# Problem 1:
List every value that the sniper ballistics text says is calculated from the actual range of 500 meters.
# Problem 2:
Carry on with the sniper ballistics text from its final sentence.

[Text start]

Explanation: 1 MIL = 1 milli-radian. That is, 1 MIL = 1x10^-3 radian. But, 10^-3 rad x (360 deg/ (2 x Pi) radians) = 0.0573 degrees. Now, 1 MOA = 1/60 degree = 0.01667 degrees. Hence, there are 0.0573/0.01667 = 3.43775 MOA per MIL, where MIL is defined as a milli-radian. On the other hand, defining a mil-dot by the US Army way, to equate it to 1-yard (1 m) at 1,000 yards (1,000 m), means the Army's mil-dot is approximately 3.6 MOA.

It is important to note that angular mil (mil) is only an approximation of a milliradian and different organizations use different approximations.

At longer ranges, bullet drop plays a significant role in targeting.[6] The effect can be estimated from a chart which may be memorized or taped to the rifle, although some scopes come with Bullet Drop Compensator (BDC) systems that only require the range be dialed in. These are tuned to both a specific class of rifle and specific ammunition. Every bullet type and load will have different ballistics. .308 Federal 175 grain (11.3 g) BTHP match shoots at 2,600 ft/s (790 m/s). Zeroed at 100 yards (100 m), a 16.2 MOA adjustment would have to be made to hit a target at 600 yards (500 m). If the same bullet was shot with 168 grain (10.9 g), a 17.1 MOA adjustment would be necessary.[6]

Shooting uphill or downhill is confusing for many because gravity does not act perpendicular to the direction the bullet is traveling. Thus, gravity must be divided into its component vectors. Only the fraction of gravity equal to the cosine of the angle of fire with respect to the horizon affects the rate of fall of the bullet, with the remained adding or subtracting negligible velocity to the bullet along its trajectory. To find the correct zero, the sniper multiplies the actual distance to the range by this fraction and aims as if the target were that distance away. For example, a sniper who observes a target 500 meters away at a 45-degree angle downhill would multiply the range by the cosine of 45 degrees, which is 0.707. The resulting distance will be 353 meters. This number is equal to the horizontal distance to the target. All other values, such as windage, time-to-target, impact velocity, and energy will be calculated based on the actual range of 500 meters. Recently, a small device known as a cosine indicator has been developed.[6] This device is clamped to the tubular body of the telescopic sight, and gives an indicative readout in numerical form as the rifle is aimed up or down at the target.[6] This is translated into a figure used to compute the horizontal range to the target.

[Text end]
[Dataset excerpts start]

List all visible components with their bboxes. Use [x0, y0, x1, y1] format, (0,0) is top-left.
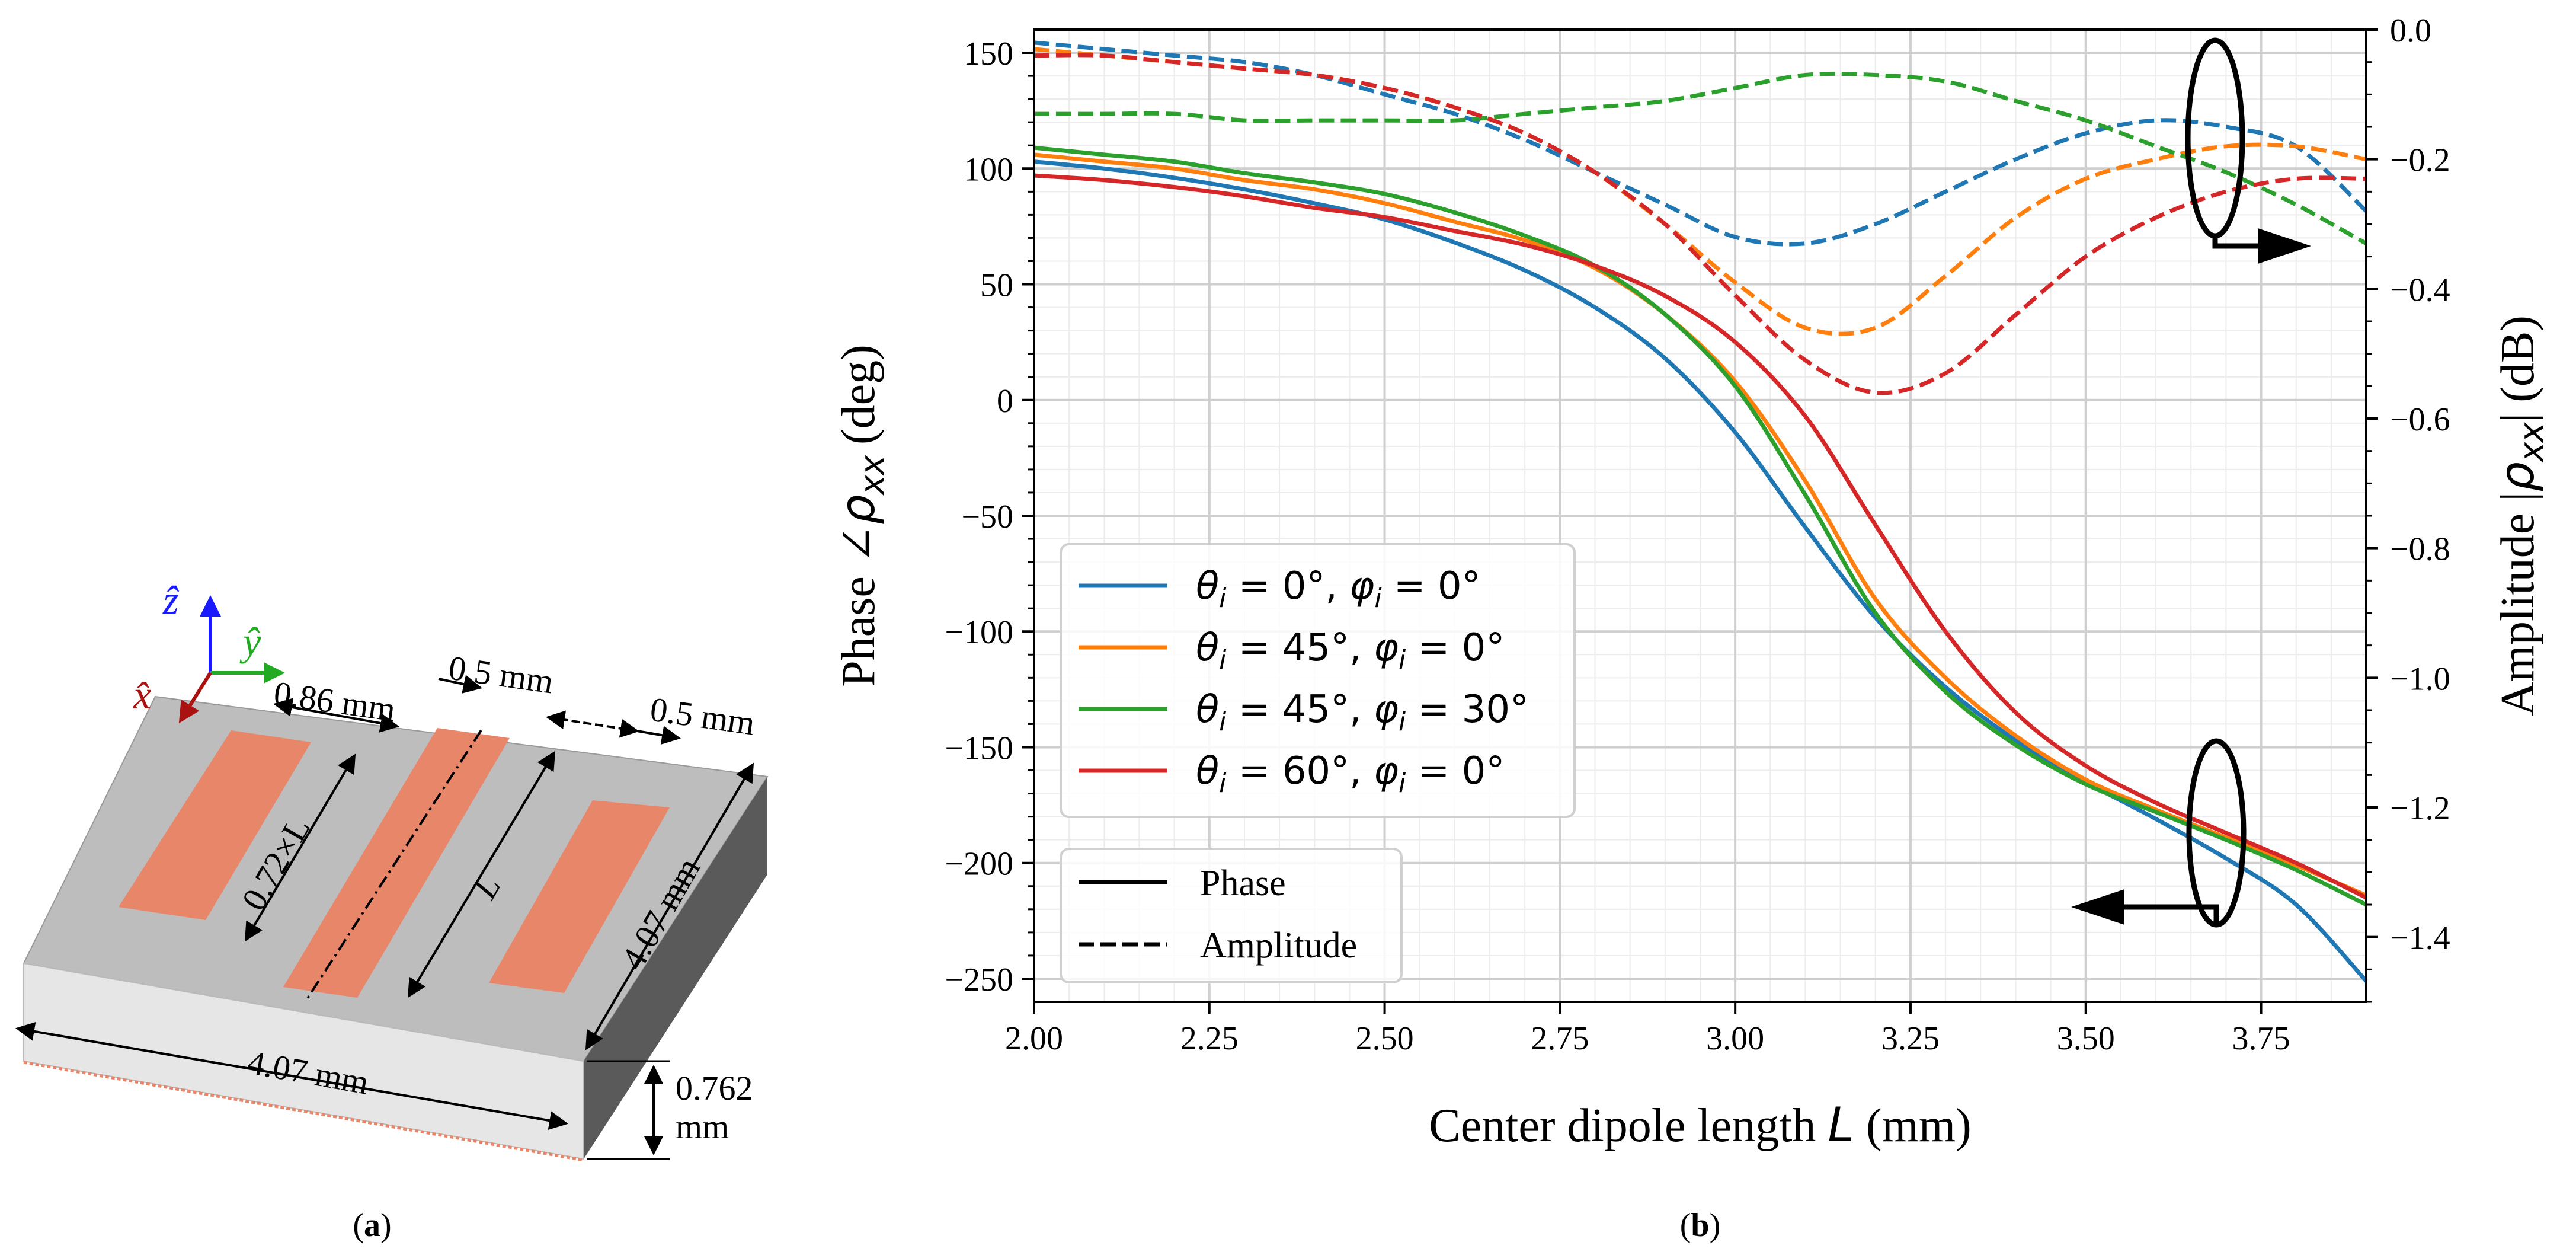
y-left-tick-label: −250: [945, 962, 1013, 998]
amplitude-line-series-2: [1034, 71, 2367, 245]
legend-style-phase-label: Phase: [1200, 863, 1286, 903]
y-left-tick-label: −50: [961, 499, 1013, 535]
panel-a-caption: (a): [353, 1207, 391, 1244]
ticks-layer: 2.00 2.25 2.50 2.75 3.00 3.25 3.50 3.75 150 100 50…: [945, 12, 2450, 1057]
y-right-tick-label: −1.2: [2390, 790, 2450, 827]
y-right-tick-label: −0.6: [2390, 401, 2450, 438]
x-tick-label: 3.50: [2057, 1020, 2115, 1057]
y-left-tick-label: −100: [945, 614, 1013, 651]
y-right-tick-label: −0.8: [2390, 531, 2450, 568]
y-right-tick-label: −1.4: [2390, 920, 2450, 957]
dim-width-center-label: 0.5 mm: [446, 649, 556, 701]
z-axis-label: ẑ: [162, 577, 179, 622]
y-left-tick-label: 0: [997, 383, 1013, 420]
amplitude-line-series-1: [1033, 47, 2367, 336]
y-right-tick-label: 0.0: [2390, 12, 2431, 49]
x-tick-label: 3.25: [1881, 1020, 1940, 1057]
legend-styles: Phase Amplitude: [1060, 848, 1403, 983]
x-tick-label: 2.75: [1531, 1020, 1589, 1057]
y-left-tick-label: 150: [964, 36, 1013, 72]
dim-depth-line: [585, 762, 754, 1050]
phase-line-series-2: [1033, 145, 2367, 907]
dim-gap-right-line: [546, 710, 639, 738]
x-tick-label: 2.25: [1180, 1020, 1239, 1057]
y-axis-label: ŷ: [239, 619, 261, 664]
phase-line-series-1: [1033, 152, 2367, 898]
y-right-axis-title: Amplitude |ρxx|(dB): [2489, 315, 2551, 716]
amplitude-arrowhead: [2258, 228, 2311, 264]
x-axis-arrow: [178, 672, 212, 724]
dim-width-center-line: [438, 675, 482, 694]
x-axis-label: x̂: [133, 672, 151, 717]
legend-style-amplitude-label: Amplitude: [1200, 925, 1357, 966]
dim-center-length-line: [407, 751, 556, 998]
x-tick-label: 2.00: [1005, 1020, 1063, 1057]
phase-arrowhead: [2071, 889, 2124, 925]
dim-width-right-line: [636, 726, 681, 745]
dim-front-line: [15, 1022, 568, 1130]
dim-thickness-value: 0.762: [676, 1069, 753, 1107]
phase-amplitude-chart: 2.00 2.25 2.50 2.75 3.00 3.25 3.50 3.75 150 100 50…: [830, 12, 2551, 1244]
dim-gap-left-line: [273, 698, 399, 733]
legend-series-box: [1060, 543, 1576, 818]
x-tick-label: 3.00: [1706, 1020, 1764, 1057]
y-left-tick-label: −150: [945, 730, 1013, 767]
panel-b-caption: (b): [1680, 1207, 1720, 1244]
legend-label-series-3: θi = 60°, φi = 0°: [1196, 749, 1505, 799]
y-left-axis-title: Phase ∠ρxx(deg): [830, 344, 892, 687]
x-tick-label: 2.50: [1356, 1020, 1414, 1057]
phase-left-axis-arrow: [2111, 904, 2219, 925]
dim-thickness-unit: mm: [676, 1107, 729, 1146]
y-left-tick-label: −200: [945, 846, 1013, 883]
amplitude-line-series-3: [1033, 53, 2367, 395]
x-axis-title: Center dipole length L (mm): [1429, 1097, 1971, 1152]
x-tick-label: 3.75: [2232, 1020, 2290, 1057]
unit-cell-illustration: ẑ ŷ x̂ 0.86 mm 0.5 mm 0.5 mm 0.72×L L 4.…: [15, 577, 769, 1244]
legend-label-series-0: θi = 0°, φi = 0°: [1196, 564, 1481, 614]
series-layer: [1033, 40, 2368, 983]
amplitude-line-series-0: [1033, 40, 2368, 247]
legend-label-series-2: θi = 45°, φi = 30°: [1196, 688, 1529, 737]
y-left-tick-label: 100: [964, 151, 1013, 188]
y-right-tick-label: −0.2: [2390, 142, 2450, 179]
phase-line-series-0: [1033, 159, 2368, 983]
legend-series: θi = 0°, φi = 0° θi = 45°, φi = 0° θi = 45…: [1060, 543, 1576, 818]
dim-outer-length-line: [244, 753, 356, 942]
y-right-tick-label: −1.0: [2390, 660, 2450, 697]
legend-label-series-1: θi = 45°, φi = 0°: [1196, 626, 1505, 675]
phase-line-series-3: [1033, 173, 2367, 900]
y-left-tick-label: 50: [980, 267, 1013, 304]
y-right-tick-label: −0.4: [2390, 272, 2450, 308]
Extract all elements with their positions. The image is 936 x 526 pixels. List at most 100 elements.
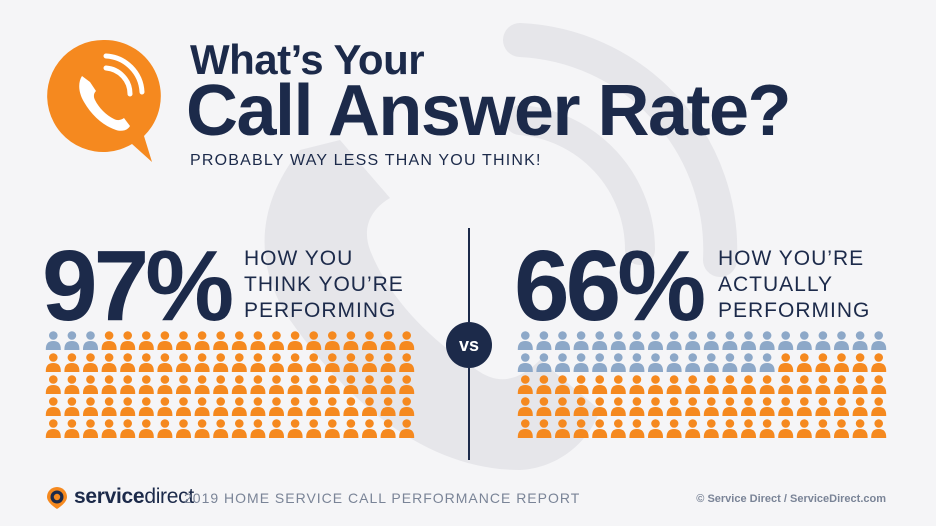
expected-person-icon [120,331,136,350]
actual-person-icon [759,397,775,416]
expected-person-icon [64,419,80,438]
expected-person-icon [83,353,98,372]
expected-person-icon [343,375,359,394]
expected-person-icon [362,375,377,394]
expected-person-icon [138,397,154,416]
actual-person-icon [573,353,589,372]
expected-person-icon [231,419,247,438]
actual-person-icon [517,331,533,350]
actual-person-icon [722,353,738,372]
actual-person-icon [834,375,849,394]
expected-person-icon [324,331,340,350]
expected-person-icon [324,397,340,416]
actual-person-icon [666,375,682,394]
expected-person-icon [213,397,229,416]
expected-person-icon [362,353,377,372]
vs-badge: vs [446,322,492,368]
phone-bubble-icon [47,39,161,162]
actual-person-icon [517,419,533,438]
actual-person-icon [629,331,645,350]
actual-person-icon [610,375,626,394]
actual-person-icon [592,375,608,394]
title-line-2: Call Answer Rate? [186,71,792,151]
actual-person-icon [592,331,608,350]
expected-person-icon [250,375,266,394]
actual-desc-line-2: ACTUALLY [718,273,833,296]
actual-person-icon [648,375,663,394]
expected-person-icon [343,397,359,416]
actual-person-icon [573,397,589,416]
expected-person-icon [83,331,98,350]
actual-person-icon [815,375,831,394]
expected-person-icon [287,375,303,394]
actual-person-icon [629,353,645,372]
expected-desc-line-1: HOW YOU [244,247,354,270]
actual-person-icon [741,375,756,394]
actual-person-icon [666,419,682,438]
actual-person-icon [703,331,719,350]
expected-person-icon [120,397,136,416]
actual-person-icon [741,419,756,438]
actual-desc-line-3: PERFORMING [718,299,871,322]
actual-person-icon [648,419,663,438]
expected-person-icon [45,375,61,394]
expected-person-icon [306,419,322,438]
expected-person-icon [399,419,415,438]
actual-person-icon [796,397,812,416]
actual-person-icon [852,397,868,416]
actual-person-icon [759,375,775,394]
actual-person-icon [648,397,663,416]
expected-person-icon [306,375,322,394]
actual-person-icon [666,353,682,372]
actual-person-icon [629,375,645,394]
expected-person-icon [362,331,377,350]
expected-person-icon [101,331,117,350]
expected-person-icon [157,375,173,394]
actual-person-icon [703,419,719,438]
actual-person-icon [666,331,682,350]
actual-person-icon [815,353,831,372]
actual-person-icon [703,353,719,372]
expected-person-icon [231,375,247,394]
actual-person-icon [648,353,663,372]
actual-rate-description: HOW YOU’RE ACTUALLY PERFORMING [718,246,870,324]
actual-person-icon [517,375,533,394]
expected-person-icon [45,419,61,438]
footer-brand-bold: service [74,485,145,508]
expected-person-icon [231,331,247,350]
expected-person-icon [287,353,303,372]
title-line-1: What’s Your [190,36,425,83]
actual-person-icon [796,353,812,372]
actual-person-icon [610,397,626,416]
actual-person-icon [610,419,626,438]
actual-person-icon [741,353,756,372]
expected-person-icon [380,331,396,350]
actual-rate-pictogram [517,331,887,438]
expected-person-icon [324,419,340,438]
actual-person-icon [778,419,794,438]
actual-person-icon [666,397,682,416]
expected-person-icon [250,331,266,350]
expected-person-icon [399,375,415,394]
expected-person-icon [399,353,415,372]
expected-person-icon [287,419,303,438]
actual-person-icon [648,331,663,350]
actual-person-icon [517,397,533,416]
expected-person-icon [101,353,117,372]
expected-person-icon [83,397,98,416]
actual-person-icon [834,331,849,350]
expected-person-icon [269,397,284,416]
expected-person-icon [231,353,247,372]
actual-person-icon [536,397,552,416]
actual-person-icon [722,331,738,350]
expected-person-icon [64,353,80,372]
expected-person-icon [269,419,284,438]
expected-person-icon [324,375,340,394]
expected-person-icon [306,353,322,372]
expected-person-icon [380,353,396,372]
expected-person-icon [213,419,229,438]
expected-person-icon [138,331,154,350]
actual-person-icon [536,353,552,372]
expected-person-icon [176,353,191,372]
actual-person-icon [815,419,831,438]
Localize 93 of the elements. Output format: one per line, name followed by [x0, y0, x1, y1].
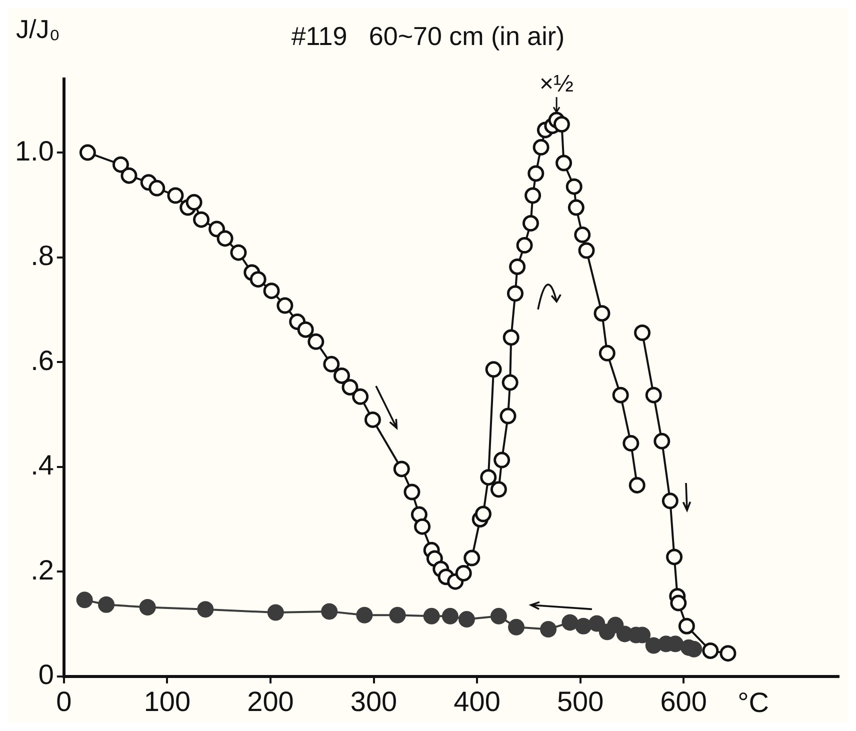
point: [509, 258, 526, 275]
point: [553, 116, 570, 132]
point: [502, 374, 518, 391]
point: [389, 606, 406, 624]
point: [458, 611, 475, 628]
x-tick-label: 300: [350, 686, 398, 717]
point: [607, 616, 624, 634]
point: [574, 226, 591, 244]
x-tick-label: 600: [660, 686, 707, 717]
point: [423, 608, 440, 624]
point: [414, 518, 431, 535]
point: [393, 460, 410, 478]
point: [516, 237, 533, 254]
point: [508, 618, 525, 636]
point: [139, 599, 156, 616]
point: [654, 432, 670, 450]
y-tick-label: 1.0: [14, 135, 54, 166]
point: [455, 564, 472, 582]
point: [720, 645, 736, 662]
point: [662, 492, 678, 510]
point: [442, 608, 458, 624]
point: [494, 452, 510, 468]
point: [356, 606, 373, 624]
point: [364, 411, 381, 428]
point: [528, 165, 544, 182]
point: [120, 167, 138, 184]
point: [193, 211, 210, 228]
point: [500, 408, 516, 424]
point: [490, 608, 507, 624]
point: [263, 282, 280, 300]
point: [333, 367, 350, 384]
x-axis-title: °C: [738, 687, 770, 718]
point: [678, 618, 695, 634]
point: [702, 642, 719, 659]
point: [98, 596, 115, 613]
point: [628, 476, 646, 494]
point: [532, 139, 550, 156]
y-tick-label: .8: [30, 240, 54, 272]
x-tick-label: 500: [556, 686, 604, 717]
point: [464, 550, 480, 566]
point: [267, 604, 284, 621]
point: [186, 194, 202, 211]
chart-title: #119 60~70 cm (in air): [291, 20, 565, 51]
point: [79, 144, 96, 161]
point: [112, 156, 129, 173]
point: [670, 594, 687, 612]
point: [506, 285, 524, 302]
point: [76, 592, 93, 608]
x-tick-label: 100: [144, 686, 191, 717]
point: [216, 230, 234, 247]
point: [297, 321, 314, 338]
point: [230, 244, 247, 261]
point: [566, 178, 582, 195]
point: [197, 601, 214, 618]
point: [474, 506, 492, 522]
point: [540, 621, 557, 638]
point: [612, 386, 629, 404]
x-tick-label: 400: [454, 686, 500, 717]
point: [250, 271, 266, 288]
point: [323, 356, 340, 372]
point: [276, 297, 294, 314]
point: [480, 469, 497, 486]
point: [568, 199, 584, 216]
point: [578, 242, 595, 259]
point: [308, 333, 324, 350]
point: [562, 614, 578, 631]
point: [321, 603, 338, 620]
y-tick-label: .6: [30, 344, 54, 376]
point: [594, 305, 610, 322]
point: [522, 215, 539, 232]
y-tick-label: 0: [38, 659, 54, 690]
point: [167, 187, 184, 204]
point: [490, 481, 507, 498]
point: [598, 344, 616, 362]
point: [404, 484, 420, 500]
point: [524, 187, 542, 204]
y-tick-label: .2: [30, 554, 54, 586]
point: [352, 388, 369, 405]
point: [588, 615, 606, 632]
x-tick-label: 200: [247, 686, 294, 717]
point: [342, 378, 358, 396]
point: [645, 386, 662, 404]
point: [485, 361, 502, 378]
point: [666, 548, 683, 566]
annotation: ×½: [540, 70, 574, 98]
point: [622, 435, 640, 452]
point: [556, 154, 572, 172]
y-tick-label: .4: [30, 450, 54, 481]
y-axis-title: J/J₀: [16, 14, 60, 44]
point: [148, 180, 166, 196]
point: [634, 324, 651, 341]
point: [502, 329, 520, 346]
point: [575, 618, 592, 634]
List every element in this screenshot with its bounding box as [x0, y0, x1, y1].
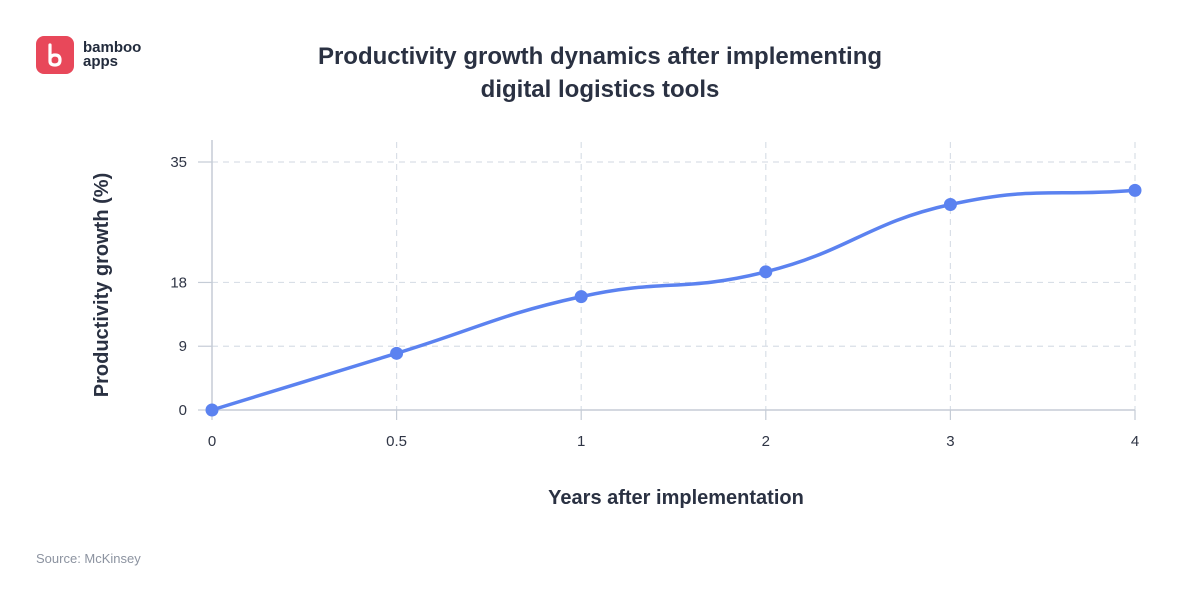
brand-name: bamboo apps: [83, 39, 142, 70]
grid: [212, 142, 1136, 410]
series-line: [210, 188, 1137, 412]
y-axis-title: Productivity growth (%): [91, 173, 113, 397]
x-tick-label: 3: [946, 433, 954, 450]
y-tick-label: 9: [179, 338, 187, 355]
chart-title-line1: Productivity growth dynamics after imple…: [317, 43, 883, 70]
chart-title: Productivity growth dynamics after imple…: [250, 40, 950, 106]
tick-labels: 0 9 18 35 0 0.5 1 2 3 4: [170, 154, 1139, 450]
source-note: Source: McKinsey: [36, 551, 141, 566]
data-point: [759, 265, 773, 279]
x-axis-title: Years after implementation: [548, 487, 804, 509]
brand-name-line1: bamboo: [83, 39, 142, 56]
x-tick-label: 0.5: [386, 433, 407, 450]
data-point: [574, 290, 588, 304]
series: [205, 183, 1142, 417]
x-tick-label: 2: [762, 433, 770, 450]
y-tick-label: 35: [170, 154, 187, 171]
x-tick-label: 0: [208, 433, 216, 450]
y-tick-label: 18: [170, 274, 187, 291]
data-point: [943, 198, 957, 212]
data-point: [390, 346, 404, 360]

[Dataset excerpts end]

# Task answer 1:
Windage, time-to-target, impact velocity, and energy.

# Task answer 2:
Windage which plays a significant role, the effect increasing with wind speed or the distance of the shot. The slant of visible convections near the ground can be used to estimate crosswinds, and correct the point of aim. All adjustments for range, wind, and elevation can be performed by aiming off the target, called "holding over" or Kentucky windage.[6] Alternatively, the scope can be adjusted so that the point of aim is changed to compensate for these factors, sometimes referred to as "dialing in". The shooter must remember to return the scope to zeroed position. Adjusting the scope allows for more accurate shots, because the cross-hairs can be aligned with the target more accurately, but the sniper must know exactly what differences the changes will have on the point-of-impact at each target range.[6]

For moving targets, the point-of-aim is ahead of the target in the direction of movement. Known as "leading" the target, the amount of "lead" depends on the speed and angle of the target's movement as well as the distance to the target. For this technique, holding over is the preferred method.[6] Anticipating the behavior of the target is necessary to accurately place the shot.[6]

Hide sites and hiding techniques

A sniper wearing a ghillie suit to remain hidden in grassland terrain

The term "hide site" refers to a covered and concealed position from which a sniper and his team can conduct surveillance and/or fire at targets. A good hide conceals and camouflages the sniper effectively, provides cover from enemy fire and allows a wide view of the surrounding area.

The main purpose of ghillie suits and hide sites is to break up the outline of a person with a rifle.

Many snipers use ghillie suits to hide and stay hidden. Ghillie suits vary according to the terrain into which the sniper wishes to blend. For example, in dry, grassy wasteland the sniper will typically wear a ghillie suit covered in dead grass.


Shot placement

Shot placement varies considerably with the type of sniper being discussed. Military snipers, who generally do not engage targets at less than 300 m (330 yd), usually attempt body shots, aiming at the chest. These shots depend on tissue damage, organ trauma, and blood loss to make the kill.

Police snipers who generally engage at much shorter distances may attempt more precise shot at particular parts of body or particular devices: in one event in 2007 in Marseille, a GIPN sniper took a shot from 80 m (87 yd) at the pistol of a policeman threatening to commit suicide, destroying the weapon and preventing him from killing himself.[40] Less lethal shots (at arms or legs) may be taken at criminals to sap their will to fight or reduce their mobility.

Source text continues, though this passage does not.